* _REQUIRED TASK_
Pull every line holding the string "information" from the records below.

[start LISTED RECORDS]

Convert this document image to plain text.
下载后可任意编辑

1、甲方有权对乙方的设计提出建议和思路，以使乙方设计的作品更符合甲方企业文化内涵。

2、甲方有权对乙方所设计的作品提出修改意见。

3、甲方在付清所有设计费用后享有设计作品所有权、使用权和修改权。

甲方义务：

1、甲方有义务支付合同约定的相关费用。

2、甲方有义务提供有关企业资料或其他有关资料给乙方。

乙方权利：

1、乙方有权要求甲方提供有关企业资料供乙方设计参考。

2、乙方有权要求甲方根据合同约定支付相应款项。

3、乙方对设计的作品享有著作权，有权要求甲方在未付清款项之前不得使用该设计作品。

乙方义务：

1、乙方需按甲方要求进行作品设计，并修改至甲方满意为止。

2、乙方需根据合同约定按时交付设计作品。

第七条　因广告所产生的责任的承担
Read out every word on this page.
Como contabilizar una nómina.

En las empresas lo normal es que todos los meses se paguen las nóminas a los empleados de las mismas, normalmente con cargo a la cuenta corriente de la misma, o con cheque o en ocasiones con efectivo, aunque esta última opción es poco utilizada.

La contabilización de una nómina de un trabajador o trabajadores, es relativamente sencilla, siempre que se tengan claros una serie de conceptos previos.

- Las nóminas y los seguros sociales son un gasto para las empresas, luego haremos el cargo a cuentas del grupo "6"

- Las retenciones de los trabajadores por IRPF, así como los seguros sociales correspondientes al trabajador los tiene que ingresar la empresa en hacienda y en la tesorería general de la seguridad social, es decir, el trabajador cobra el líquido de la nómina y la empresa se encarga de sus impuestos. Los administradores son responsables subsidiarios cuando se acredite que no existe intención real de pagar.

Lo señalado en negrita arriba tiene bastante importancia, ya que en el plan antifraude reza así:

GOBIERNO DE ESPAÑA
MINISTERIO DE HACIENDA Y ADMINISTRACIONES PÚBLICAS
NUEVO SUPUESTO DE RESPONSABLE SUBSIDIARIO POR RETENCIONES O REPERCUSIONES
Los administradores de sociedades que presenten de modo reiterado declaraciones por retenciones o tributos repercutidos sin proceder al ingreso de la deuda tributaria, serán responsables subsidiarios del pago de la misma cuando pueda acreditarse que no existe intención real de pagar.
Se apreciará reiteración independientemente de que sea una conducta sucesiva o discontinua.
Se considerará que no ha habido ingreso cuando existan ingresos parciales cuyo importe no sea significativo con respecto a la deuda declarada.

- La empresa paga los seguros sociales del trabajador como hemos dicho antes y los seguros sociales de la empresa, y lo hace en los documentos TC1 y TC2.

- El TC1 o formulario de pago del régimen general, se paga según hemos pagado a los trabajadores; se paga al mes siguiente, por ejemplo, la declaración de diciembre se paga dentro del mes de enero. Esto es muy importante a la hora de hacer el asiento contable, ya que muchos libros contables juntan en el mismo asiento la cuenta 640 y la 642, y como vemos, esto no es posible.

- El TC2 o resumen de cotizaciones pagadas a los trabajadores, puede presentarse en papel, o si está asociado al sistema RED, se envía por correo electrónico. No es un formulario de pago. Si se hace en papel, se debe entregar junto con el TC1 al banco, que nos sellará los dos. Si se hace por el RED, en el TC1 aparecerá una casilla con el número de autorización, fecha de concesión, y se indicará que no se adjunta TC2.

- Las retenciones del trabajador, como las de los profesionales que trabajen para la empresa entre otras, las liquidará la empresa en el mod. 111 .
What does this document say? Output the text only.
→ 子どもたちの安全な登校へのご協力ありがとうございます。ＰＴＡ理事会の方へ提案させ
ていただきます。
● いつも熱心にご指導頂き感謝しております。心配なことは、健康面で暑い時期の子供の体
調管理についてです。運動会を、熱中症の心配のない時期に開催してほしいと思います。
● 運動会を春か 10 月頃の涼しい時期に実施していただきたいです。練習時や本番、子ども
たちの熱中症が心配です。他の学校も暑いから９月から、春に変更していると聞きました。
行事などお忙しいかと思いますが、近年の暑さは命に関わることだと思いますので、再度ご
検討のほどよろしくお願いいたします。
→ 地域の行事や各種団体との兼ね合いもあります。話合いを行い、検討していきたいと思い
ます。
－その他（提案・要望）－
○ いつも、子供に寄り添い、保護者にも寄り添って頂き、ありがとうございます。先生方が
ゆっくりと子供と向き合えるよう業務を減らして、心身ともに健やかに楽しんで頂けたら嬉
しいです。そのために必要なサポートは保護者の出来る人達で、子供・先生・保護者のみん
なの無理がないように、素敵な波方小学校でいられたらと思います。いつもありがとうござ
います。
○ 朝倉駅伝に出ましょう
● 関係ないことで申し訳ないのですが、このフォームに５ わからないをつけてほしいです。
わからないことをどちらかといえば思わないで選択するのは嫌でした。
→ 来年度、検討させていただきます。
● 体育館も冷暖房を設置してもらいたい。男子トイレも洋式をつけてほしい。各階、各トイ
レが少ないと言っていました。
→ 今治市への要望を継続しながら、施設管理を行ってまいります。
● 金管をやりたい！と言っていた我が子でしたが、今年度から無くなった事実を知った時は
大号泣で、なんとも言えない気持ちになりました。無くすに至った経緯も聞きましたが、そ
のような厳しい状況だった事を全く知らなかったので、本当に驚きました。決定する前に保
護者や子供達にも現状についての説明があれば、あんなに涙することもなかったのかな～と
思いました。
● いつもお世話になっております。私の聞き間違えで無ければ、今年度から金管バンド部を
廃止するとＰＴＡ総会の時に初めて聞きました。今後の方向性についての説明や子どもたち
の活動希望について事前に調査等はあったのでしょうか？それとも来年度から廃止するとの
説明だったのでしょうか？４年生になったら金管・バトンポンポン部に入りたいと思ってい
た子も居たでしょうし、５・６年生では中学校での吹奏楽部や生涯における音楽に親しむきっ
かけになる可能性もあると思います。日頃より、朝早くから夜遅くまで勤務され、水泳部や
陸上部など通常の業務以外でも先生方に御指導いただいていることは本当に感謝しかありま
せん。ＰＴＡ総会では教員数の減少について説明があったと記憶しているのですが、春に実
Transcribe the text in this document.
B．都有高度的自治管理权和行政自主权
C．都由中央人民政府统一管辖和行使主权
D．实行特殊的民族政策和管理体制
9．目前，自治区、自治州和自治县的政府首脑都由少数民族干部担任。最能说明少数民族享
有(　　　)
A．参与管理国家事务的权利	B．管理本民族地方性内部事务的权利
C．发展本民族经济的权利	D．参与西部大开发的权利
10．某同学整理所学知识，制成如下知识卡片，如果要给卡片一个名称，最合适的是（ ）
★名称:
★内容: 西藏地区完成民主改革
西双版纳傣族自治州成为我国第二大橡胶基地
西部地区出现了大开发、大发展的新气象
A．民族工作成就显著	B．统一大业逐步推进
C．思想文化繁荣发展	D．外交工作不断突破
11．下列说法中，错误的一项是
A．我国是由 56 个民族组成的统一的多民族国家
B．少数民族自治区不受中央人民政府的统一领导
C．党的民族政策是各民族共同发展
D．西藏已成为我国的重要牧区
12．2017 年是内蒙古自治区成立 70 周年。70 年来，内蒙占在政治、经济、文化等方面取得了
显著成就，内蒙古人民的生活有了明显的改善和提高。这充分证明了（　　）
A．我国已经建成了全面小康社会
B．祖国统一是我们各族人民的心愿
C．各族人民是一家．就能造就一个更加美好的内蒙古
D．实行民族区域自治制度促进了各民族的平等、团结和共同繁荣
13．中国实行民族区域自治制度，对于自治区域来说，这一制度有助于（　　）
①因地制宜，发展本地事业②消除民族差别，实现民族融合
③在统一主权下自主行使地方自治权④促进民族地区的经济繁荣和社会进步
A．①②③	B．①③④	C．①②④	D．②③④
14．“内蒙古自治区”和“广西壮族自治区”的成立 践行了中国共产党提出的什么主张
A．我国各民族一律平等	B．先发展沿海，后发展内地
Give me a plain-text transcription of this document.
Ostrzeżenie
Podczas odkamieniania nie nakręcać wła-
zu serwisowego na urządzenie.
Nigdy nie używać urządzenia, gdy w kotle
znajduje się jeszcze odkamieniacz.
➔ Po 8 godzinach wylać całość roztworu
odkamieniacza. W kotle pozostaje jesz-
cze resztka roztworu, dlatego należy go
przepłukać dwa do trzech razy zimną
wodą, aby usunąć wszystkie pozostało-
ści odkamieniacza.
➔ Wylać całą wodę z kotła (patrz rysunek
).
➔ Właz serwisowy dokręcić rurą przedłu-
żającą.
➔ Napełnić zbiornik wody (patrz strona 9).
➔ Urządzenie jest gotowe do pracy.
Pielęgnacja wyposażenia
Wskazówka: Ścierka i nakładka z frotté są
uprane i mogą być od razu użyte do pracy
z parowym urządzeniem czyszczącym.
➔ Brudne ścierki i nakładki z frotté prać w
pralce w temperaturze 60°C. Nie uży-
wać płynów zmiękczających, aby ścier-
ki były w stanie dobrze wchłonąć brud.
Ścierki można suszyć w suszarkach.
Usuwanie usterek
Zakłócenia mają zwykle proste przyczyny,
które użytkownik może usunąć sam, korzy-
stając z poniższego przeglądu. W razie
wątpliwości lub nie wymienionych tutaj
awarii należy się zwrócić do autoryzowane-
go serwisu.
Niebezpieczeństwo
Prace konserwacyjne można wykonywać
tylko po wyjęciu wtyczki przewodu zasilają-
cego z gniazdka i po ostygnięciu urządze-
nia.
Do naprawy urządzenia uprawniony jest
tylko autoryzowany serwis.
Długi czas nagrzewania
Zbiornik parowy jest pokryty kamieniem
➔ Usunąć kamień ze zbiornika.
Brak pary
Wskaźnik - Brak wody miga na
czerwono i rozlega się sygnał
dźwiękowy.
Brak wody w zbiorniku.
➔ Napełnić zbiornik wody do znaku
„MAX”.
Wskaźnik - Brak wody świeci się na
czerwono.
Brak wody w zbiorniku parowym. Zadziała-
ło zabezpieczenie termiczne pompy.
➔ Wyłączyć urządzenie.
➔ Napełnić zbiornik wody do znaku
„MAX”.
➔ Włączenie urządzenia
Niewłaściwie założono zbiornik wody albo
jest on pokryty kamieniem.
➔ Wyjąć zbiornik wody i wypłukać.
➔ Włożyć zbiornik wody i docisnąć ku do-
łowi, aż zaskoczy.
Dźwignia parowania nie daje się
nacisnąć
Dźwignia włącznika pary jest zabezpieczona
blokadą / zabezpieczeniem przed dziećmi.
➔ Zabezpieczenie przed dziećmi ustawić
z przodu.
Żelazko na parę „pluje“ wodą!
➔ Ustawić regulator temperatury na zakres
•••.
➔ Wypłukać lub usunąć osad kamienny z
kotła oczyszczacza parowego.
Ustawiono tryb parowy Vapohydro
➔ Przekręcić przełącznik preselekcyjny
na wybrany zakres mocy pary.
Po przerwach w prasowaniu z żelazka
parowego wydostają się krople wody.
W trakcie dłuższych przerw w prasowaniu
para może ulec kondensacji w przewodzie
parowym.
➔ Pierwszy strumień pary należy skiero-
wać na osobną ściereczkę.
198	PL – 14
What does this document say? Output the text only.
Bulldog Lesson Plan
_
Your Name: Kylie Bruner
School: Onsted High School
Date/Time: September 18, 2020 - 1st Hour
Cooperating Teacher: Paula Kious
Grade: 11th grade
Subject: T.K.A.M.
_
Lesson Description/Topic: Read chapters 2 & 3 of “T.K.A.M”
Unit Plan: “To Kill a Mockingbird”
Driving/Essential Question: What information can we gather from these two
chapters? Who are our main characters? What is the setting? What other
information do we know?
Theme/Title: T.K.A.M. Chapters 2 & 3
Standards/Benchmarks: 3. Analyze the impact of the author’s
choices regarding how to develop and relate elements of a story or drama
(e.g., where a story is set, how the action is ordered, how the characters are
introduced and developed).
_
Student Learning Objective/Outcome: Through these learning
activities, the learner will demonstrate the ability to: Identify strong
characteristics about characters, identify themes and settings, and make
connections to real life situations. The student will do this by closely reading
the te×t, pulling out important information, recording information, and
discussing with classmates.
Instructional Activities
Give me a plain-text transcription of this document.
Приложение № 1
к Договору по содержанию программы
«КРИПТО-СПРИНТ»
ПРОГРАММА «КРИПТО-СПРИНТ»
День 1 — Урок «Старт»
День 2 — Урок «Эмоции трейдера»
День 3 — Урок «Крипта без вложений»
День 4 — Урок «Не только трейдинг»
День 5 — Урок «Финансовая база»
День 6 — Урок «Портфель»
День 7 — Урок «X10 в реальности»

[end LISTED RECORDS]

* _FINAL RESULT_
Driving/Essential Question: What information can we gather from these two
information do we know?
the te×t, pulling out important information, recording information, and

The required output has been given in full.